EXERCISE REQUIREMENTS:
State how many lines of the records contain the string "Bath", and give no other information.

DATASET RECORDS:
-=-=-

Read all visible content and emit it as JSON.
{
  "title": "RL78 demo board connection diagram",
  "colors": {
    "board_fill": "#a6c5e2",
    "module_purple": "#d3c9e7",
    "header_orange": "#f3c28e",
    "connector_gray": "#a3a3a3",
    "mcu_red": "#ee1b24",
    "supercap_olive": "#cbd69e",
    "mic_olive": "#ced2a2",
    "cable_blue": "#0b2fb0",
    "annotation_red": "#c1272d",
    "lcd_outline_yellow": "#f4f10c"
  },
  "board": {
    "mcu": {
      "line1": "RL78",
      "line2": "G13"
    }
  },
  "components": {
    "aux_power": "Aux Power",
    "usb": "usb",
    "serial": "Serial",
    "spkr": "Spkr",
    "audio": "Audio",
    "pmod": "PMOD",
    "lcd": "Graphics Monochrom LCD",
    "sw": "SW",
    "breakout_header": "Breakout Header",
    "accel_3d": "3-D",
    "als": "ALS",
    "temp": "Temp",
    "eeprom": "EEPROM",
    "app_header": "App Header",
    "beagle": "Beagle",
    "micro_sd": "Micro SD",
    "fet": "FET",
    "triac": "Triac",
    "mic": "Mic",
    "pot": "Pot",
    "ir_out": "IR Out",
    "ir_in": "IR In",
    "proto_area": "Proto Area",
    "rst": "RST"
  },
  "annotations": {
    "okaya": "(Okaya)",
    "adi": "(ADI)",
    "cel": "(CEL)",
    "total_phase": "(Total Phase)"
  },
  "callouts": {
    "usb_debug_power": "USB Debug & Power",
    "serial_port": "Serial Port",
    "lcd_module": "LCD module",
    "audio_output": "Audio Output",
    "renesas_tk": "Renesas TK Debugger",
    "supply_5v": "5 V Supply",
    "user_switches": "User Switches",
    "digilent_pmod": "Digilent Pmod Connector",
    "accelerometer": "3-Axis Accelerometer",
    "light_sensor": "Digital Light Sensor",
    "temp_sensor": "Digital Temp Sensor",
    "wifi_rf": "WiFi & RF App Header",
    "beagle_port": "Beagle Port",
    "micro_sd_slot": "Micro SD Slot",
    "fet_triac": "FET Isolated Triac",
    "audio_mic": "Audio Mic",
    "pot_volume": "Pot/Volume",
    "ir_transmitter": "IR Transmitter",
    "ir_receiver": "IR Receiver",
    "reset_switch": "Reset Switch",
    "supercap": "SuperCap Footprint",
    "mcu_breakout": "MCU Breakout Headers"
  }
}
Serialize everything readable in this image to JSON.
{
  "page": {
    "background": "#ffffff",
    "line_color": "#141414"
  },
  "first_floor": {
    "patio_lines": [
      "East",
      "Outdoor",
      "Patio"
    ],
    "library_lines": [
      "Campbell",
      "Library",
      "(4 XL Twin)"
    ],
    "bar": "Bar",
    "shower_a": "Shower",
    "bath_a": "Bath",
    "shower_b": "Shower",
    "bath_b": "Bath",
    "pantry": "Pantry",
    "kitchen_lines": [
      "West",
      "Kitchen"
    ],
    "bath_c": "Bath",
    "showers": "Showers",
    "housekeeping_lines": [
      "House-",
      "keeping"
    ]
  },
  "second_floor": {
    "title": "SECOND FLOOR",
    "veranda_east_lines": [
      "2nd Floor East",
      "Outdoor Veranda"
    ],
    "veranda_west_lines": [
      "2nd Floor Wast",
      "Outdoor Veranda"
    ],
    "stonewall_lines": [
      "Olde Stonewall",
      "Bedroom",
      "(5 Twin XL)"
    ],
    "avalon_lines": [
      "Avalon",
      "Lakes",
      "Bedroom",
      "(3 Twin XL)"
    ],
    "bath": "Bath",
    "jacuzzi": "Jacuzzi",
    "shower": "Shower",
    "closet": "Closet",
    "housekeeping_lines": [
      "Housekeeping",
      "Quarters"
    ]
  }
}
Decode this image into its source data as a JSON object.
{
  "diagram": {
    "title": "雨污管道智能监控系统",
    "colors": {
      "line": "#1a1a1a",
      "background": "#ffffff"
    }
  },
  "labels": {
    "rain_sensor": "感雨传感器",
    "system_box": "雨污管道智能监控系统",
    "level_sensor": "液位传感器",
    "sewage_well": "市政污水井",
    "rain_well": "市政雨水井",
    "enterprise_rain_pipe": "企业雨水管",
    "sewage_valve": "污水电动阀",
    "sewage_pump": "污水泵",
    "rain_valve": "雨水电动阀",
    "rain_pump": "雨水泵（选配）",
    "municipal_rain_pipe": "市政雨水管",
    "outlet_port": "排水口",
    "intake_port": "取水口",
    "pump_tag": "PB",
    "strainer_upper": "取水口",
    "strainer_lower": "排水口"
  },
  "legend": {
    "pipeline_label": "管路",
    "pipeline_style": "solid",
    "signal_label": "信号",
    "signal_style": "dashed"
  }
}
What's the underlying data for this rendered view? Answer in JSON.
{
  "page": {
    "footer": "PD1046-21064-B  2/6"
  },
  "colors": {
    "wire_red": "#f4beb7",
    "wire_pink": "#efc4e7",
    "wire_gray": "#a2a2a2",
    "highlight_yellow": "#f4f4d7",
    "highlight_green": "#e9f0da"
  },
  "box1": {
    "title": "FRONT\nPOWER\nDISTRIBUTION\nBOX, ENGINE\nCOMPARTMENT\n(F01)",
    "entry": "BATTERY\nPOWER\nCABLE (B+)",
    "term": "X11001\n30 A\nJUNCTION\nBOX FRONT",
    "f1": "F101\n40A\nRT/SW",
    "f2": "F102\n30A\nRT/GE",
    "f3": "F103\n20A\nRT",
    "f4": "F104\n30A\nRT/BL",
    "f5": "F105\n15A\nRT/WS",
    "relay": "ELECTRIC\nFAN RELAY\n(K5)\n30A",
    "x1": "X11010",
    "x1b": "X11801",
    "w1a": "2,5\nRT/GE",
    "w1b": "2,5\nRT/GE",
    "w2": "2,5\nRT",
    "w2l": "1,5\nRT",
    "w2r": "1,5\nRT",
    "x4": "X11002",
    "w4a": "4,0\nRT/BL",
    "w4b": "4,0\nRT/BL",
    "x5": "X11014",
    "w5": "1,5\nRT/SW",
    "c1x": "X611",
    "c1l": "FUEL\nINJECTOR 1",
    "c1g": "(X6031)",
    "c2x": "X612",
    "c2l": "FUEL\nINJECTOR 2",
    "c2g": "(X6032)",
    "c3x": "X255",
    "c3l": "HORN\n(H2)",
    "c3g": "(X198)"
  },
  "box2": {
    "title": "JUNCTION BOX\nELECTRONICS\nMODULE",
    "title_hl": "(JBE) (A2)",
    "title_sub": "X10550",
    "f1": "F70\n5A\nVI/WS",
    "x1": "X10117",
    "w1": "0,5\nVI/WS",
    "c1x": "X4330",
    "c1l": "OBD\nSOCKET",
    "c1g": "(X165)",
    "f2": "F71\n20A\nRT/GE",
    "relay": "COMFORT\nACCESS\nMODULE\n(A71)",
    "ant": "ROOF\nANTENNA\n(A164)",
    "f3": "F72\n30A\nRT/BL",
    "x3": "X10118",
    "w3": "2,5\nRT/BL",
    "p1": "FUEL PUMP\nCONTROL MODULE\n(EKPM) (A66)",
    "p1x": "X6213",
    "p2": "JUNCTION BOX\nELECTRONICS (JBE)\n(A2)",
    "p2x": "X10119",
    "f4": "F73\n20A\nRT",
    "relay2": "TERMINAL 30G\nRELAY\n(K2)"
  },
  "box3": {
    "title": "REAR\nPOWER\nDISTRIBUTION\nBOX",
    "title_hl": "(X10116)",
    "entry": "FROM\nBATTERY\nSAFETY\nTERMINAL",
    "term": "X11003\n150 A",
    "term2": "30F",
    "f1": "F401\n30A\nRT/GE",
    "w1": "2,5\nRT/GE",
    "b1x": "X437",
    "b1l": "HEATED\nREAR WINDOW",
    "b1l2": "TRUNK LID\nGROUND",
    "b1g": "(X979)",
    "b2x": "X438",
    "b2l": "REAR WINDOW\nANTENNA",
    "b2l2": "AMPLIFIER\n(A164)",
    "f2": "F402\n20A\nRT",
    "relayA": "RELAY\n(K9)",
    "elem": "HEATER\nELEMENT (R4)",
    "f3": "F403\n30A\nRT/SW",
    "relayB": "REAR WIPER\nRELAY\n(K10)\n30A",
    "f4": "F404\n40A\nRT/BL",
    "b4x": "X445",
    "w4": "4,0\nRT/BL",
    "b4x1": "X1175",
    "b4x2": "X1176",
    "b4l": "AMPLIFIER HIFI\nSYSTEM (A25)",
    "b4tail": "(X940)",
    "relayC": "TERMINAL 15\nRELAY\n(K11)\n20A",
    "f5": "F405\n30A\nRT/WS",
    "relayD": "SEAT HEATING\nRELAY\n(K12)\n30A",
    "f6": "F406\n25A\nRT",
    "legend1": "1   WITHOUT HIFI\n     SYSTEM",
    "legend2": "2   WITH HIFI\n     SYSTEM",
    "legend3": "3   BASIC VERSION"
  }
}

-=-=-

FULL RESPONSE:
4